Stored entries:
--- START ---

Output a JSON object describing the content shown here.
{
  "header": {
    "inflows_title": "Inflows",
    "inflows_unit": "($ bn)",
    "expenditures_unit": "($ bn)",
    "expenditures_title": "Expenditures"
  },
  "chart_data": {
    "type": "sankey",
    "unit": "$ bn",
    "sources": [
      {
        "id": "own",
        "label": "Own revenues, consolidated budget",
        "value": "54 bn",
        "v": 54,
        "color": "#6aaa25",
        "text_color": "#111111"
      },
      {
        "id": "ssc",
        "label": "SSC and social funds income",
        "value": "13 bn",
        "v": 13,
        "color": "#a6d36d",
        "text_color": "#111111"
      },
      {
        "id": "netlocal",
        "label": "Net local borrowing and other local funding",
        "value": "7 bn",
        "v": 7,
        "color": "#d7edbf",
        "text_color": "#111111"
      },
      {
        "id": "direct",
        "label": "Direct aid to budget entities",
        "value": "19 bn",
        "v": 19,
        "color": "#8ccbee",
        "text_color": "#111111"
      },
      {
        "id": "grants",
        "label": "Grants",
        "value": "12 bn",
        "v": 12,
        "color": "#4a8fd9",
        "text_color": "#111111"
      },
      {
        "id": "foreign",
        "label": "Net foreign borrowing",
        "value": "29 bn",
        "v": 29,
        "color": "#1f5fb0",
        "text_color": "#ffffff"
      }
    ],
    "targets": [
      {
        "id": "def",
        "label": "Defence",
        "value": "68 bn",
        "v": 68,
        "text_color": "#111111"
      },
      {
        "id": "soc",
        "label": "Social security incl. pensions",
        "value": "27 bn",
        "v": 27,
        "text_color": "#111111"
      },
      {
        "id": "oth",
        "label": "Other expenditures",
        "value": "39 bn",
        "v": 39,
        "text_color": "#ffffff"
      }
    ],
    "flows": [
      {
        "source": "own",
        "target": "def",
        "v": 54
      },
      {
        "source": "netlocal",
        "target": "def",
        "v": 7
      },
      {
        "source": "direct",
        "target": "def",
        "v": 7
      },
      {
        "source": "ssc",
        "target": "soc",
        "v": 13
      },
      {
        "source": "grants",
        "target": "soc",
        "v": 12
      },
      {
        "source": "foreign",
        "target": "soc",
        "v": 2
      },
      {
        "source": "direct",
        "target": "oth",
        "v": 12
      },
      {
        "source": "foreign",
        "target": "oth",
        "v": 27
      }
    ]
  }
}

--- END ---

What this task involves: Every line of the listing that holds "foreign" should be found and copied.

Complete answer:
        "id": "foreign",
        "label": "Net foreign borrowing",
        "source": "foreign",
        "source": "foreign",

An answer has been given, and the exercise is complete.